Each line containing the word "Enfance" should be found and copied.
### PROVIDED RECORDS ###
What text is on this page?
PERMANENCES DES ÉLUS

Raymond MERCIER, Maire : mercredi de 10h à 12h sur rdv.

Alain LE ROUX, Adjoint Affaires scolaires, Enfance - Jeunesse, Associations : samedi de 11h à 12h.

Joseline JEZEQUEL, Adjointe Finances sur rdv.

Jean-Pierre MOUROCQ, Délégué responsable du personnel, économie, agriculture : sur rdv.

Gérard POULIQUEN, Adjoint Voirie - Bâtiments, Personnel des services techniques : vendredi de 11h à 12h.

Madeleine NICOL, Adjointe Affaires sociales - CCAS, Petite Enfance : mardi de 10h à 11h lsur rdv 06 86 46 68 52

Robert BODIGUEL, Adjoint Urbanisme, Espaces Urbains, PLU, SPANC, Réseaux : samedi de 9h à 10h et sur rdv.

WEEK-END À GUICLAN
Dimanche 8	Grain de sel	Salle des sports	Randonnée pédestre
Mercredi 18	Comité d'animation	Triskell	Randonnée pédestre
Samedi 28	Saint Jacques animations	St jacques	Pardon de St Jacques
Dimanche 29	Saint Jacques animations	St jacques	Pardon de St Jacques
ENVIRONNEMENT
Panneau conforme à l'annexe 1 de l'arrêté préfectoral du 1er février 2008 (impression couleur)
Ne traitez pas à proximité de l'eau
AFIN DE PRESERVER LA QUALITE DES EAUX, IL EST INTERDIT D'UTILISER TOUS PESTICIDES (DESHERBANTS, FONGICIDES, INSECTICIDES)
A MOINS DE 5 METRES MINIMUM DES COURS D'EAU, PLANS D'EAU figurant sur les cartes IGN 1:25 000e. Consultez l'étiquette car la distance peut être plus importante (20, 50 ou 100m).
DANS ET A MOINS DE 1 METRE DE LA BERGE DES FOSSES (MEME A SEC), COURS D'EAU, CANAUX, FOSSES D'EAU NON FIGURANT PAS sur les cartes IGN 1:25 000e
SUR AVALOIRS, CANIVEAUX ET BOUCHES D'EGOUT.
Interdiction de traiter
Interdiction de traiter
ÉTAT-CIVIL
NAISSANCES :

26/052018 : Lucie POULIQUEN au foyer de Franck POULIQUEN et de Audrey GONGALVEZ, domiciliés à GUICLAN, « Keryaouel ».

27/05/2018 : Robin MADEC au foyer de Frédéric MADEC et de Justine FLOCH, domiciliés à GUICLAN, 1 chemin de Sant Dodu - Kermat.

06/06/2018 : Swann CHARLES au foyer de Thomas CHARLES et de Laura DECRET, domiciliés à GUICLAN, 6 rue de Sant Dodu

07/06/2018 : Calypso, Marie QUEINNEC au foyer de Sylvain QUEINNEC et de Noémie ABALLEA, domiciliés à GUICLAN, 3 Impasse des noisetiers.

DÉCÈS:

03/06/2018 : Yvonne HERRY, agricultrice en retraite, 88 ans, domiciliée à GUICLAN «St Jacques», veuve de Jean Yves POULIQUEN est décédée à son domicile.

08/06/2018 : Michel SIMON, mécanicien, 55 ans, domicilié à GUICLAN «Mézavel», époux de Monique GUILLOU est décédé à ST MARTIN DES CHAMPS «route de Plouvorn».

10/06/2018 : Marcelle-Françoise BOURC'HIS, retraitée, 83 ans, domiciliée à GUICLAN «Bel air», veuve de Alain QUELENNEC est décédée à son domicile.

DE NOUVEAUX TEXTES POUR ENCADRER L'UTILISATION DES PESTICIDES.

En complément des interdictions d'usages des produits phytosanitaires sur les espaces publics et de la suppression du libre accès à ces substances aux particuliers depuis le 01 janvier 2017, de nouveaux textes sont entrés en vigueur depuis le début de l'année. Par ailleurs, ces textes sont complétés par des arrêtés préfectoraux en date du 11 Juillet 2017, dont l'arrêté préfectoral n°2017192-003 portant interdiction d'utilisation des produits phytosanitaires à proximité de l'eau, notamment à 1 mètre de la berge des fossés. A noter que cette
###
**TASK RESPONSE**.
Alain LE ROUX, Adjoint Affaires scolaires, Enfance - Jeunesse, Associations : samedi de 11h à 12h.
Madeleine NICOL, Adjointe Affaires sociales - CCAS, Petite Enfance : mardi de 10h à 11h lsur rdv 06 86 46 68 52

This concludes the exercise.